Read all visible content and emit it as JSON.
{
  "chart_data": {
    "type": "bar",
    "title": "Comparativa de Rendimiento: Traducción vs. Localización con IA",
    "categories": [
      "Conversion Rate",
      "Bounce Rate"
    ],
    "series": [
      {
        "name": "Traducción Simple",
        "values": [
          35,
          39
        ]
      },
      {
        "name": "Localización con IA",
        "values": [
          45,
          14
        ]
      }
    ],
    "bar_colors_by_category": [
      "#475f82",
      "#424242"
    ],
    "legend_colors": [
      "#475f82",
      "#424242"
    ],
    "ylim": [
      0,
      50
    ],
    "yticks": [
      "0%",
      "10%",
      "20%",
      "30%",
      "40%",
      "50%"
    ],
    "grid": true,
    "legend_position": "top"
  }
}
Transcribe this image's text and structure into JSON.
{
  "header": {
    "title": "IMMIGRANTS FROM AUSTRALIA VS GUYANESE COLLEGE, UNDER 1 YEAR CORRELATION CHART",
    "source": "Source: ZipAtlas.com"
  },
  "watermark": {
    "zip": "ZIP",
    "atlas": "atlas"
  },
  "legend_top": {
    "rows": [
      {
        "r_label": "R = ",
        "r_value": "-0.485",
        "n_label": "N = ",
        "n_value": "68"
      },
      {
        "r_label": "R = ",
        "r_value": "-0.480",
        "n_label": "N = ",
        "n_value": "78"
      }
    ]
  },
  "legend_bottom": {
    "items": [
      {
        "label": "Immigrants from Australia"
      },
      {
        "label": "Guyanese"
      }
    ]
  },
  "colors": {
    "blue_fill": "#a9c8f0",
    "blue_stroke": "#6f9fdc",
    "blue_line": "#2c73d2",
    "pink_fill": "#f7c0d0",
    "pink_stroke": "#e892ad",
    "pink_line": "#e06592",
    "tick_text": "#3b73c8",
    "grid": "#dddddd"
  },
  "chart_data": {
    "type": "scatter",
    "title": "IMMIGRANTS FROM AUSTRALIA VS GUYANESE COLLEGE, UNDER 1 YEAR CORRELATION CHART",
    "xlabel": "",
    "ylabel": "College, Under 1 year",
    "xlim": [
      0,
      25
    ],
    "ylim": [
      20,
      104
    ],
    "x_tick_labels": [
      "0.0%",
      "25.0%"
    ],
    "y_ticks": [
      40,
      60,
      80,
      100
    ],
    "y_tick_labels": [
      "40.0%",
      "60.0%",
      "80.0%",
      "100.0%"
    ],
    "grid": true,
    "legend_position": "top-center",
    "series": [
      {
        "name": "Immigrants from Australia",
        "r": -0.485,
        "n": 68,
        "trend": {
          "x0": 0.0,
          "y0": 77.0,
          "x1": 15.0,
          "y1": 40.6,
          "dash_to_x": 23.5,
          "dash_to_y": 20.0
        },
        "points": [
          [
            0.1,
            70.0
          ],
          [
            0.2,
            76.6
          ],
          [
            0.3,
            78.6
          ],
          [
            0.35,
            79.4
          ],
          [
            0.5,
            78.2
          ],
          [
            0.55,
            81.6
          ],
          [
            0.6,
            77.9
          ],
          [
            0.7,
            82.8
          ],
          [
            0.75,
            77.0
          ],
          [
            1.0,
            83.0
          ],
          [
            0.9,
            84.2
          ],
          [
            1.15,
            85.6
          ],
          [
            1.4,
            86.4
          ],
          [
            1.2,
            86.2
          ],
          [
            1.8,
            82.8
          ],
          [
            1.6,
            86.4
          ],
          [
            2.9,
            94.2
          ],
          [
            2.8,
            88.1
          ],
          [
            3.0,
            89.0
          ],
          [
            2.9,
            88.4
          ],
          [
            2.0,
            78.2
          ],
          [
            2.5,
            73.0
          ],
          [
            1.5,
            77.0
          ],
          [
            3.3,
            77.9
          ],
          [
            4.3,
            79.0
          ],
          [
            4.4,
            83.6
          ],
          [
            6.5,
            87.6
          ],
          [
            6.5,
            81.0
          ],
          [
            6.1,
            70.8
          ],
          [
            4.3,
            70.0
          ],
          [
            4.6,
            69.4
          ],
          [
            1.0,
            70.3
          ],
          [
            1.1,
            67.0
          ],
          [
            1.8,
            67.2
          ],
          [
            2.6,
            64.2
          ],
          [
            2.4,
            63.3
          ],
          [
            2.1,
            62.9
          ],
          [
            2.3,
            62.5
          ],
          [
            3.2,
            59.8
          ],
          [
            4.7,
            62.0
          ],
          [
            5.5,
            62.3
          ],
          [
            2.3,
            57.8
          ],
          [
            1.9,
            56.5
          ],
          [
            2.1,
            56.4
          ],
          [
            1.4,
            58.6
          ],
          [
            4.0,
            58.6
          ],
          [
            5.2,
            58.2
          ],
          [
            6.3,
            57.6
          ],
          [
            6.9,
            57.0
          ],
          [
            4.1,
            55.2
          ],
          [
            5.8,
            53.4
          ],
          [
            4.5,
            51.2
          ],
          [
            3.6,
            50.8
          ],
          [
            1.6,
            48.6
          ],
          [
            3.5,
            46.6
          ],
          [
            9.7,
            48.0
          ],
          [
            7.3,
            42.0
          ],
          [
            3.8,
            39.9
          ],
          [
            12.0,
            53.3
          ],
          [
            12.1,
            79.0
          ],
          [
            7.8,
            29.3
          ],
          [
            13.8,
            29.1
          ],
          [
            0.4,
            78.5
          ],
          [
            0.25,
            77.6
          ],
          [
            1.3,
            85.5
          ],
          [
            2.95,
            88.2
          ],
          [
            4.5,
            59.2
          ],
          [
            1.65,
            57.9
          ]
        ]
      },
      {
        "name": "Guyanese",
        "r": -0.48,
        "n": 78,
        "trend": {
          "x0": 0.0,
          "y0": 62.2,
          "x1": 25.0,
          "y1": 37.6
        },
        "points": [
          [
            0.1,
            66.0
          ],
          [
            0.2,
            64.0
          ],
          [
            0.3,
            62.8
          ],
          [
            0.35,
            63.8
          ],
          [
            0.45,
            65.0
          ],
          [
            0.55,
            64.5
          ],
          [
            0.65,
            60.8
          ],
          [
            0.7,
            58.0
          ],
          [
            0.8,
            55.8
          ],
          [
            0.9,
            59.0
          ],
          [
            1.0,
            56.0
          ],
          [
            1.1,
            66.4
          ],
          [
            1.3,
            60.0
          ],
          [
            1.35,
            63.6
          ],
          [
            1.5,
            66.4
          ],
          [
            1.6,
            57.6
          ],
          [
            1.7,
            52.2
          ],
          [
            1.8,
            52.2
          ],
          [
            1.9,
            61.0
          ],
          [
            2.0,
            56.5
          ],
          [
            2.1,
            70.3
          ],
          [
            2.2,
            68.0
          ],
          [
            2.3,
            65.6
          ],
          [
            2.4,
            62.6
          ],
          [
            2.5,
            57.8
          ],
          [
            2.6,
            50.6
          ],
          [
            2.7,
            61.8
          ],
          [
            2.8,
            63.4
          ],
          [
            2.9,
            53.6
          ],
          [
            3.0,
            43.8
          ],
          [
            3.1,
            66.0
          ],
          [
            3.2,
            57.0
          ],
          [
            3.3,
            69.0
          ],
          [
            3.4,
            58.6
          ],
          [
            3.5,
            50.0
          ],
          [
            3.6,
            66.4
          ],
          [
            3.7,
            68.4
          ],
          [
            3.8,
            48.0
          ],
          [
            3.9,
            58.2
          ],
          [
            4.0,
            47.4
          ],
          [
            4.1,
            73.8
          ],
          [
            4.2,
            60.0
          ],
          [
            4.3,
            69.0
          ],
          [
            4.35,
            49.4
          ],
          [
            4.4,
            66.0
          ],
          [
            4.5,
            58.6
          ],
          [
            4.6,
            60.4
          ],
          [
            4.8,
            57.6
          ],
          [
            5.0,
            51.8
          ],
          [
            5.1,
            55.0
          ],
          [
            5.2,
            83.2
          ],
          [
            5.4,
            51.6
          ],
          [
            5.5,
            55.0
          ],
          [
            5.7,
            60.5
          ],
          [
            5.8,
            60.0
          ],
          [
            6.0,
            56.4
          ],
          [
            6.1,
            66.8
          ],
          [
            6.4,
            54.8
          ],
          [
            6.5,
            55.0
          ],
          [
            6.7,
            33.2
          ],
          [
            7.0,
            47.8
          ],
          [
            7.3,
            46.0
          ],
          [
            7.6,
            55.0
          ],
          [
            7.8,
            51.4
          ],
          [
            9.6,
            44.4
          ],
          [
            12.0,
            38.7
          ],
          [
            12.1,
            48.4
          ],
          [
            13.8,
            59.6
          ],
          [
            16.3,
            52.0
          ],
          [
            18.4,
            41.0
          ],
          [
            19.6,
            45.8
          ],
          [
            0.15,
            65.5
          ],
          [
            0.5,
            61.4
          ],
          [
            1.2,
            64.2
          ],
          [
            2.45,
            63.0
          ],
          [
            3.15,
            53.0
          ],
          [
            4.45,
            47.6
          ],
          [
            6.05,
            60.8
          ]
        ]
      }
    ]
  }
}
════════════════════
Identify all lines where the word "Localización" shows up. Copy them.

    "title": "Comparativa de Rendimiento: Traducción vs. Localización con IA",
        "name": "Localización con IA",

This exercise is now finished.